Reading passage:
☆ ☆ ☆ ☆ ☆

Wake up, people. I know most of you have had a gutful of watching zealots impose mob rule on our society but now is not the time to tune out. This is happening on our watch and we must find ways to stop it.
What we have just witnessed this week in Canberra was not just a shameful feeding frenzy by a partisan media determined to take out Attorney General Christian Porter and hence the Federal government. This is simply the latest round in an ongoing campaign to discredit our justice system and establish an alternate system designed to find more accused men guilty in sexual assault cases.
For years now, activists have been working hard to undermine the authority of our justice system by alleging rape victims don’t receive fair treatment, that rape is rarely reported, and wrongly asserting that convictions are rare in such cases. They prepared the ground and now have decided it’s time to declare their hand.
“The gloves are coming off,” proudly announced Michael Bradley from Marque lawyers this week, declaring an end to the victimisation and silencing of women.
Bradley’s greasy paws are all over this campaign. Bradley was the lawyer who supported the alleged victim in Christian Porter’s case when she was preparing to go to the police. He popped up again representing Brittany Higgins this week following Defence Minister Linda Reynold’s intemperate remark dismissing Higgins as a “lying cow,” when speaking to her clearly less-than-loyal staff.
Michael Bradley and his feminist crew at Marque Lawyers provided legal support for End Rape on Campus activist Nina Funnell’s Let her Speak campaign, which gave Grace Tame the platform that led her to become Australian of the Year. And for years now Bradley has played a critical role in trying to silence me, including sending defamation threats to media outlets where I defended myself during Funnell’s attempts to cancel me.
This is the lawyer who has provided pro bono advice to the activists who have succeeded in setting up our campus kangaroo courts. He was the main legal player behind the establishment of this quasi-judicial system which has usurped criminal law, a system of secretive independent investigations making decisions behind closed doors, disrupting the education and ruining the lives of accused male students across the country.
What a surprise to find Bradley now out there declaring that the police and the criminal courts can’t offer justice to rape victims and calling for an independent inquiry into the Christian Porter case. Just listen to him here – as he spells out the advantage of this new system. What he proposes is an independent system, taking evidence far from public scrutiny and messy due process rules. And its crowning glory? It would use a lower standard of proof, just like the campus kangaroo courts – the “balance of probabilities”. Much easier to nail the guy that way.

☆ ☆ ☆ ☆ ☆

Work instructions:
(1) Copy the stretch of the opinion piece on sexual assault cases from "For years now, activists" through "silencing of women.", word for word.
(2) Carry on the opinion piece on sexual assault cases from the point where it stops.
The rows that come next play no part in this work.

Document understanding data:
☆ ☆ ☆ ☆ ☆

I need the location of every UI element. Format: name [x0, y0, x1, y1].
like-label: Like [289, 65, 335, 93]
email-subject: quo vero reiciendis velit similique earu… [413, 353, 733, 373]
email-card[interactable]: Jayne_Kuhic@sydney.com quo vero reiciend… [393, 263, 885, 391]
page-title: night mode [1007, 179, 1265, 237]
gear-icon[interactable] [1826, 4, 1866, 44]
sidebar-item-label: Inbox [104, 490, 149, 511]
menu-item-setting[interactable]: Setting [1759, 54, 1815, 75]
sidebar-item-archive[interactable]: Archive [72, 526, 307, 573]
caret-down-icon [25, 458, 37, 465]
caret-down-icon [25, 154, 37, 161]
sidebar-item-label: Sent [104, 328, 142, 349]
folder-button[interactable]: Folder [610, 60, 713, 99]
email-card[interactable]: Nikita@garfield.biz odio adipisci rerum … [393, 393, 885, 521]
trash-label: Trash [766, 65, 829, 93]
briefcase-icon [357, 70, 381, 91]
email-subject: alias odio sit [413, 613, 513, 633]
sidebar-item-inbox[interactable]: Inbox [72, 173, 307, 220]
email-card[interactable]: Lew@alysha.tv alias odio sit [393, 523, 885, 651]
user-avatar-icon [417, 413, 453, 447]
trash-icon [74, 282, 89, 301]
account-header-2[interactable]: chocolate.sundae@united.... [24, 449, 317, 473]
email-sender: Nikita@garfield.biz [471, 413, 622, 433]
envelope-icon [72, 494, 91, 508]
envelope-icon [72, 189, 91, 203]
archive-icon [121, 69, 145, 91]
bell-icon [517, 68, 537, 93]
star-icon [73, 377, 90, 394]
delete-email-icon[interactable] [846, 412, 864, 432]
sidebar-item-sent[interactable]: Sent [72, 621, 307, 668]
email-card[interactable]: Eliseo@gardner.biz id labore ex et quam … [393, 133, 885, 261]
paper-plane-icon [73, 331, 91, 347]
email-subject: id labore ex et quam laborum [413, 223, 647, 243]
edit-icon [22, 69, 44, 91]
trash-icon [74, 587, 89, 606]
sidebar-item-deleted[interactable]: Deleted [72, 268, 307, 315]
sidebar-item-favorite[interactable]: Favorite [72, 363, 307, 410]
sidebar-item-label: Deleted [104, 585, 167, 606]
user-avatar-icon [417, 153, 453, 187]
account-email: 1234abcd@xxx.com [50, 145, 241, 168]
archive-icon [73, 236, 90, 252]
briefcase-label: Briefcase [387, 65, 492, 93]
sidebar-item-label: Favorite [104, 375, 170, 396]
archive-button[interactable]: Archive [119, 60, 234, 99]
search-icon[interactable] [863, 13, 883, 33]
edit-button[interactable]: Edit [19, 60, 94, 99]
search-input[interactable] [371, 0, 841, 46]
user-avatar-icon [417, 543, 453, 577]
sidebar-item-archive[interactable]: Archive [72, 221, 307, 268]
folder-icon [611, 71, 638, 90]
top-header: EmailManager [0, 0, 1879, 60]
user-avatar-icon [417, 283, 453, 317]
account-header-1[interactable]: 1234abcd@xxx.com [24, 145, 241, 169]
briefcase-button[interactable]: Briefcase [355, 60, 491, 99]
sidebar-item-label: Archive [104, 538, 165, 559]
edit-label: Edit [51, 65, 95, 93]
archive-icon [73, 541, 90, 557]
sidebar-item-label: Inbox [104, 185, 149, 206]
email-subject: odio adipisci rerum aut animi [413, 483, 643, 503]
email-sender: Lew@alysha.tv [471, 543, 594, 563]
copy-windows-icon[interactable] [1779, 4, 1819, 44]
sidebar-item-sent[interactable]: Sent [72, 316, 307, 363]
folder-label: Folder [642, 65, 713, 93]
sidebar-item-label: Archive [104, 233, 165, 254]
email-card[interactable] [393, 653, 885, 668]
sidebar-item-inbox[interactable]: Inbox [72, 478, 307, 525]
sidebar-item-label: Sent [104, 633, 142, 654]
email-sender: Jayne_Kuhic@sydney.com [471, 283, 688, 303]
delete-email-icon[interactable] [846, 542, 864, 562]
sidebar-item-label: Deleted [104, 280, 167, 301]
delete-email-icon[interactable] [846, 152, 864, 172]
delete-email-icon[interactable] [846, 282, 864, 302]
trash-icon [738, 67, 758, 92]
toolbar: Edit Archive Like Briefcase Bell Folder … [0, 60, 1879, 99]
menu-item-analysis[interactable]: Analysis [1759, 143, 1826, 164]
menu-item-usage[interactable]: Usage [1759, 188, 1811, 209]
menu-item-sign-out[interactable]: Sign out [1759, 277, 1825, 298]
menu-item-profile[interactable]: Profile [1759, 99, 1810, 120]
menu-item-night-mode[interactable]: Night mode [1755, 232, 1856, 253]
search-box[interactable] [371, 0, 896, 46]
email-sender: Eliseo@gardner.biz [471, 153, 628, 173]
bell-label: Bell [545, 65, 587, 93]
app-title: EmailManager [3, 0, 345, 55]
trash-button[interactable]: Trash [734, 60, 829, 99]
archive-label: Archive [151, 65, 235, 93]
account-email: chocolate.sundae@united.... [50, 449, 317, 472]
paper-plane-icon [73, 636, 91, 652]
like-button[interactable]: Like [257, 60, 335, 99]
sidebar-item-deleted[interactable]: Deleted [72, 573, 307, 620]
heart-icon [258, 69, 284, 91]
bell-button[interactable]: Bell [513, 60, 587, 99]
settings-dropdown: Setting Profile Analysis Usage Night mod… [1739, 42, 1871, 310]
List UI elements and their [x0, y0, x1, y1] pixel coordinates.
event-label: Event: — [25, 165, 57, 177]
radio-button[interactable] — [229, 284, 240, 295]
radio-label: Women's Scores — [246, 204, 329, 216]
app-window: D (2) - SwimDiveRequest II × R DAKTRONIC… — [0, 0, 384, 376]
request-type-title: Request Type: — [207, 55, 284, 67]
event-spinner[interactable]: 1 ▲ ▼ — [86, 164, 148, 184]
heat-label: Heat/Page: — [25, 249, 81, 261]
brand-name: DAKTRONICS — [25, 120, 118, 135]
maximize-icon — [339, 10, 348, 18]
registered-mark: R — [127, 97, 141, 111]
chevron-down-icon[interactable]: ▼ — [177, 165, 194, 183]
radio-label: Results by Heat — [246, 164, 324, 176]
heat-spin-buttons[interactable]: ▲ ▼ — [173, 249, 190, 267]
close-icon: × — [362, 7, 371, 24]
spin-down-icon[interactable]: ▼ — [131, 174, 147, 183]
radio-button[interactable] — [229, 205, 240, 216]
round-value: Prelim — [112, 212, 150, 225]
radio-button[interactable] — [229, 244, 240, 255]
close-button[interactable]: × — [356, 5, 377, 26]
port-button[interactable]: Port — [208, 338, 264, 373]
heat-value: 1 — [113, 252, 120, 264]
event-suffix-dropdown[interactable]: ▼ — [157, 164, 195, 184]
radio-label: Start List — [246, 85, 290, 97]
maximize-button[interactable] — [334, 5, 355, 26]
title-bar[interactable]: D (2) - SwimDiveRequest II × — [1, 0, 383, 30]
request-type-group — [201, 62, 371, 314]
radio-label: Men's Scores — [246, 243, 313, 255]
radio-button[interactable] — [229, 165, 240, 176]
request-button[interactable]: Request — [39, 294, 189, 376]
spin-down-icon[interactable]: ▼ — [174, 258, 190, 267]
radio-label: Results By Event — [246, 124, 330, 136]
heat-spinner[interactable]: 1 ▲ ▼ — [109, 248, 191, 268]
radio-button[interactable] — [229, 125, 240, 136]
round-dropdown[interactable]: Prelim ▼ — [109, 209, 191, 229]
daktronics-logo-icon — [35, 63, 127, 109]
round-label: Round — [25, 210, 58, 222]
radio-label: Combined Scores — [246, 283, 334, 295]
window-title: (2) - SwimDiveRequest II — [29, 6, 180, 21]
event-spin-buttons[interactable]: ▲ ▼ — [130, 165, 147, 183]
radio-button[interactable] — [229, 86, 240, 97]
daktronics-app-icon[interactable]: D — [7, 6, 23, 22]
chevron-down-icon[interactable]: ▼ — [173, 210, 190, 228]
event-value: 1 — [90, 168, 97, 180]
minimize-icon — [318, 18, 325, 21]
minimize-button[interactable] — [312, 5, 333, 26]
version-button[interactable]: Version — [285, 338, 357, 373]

☆ ☆ ☆ ☆ ☆

Answer list:
(1)
For years now, activists have been working hard to undermine the authority of our justice system by alleging rape victims don’t receive fair treatment, that rape is rarely reported, and wrongly asserting that convictions are rare in such cases. They prepared the ground and now have decided it’s time to declare their hand.
“The gloves are coming off,” proudly announced Michael Bradley from Marque lawyers this week, declaring an end to the victimisation and silencing of women.

(2)
Independent inquiries suddenly all the rage
That’s been the overarching theme right from the start of this latest episode in the Year of the Rape Victim. The protagonists must have been disappointed at the short run of the Higgins affair which fizzled out remarkably quickly, despite the best efforts of feminist commentators to maintain the rage.
So, our ABC, leapt into action leaking news of the upcoming 4 Corners Program based on comments from friends of a deceased alleged victim of a historical rape by a Cabinet Minister. Then came Samantha Maiden, political editor of news.com.au, whose tweet framed the debate that would follow, claiming the friends sought an urgent investigation “like High Courts on Dyson Heydon.” (Of course, this actually means a one-sided investigation where the accused never gave evidence.)
That’s it – the game plan was exposed. No matter that the police then announced the case was closed since there was not enough admissible evidence. And that the alleged victim had withdrawn her initial complaint before she tragically suicided. And that her poor parents had not wanted her to proceed with the complaint, warning their daughter suffered mental illness and expressing concern she might have “confected or embellished” the allegations. And that her accusations against Porter emerged after recovered memory therapy, including hypnotic techniques subject to evidentiary restrictions in Australian courts because of their potential to affect memory.
The politicians and media who took up the charge had no interest in any of that, downplaying these inconvenient facts in their media barrage against Porter and anyone who supported him.
They stuck to the script, calling for a better way of dealing with these cases – an independent inquiry. How frightening to see Kristine Kenneally, the Shadow Minister for Home Affairs responsible for the Federal Police, suggesting we need an inquiry to determine whether Porter was a “fit and proper person to be at the Cabinet table”. And Pauline Wright, past President of the Law Council of Australia, arguing an independent inquiry would give Christian Porter the opportunity to clear his name. And look at this hogwash from a law professor.
What great timing that Grace Tame happened to be speaking to the Press Club on the same day as the media attack on Porter. Even commentators prepared to speak the truth about the Porter mob attack were able to virtue-signal by praising her bravery and showing their support for rape victims.
We saw Paul Murray on Sky News waxing lyrical with praise for Tame as a “really special lady” prior to presenting this excellent summary of the mob attack on Porter. But there was one glaring note in his analysis – this appalling comment about men convicted of sexual assault. “If you are someone who commits sexual assault, you deserve to go to goal and I hope when they slam the door they break your arm on the way through.”
Really, Paul? But what if that rapist was an 18 year-old boy? The son of one of your friends, a relative, perhaps. Falsely accused of assault after a drunken encounter with a girl who made up a rape accusation after being caught out cheating on her boyfriend.
That’s exactly what happened to a Queensland woman’s son who is featured on the new Mothers of Sons website. She uses the name “Erin” to protect her son who is still shattered years after being acquitted of rape charges after his accuser was found to have DNA from two other men inside her vagina on the night in question, but none from Erin’s son.
This mother is irate that police refused to charge the accuser with perjury, telling her they are under orders not to act on false allegations because it might deter genuine rape victims coming forward. That’s why Bradley and his mob can boast about the low incidence of false rape accusations. It is police policy to keep those numbers down.
The shameful truth about independent inquiries.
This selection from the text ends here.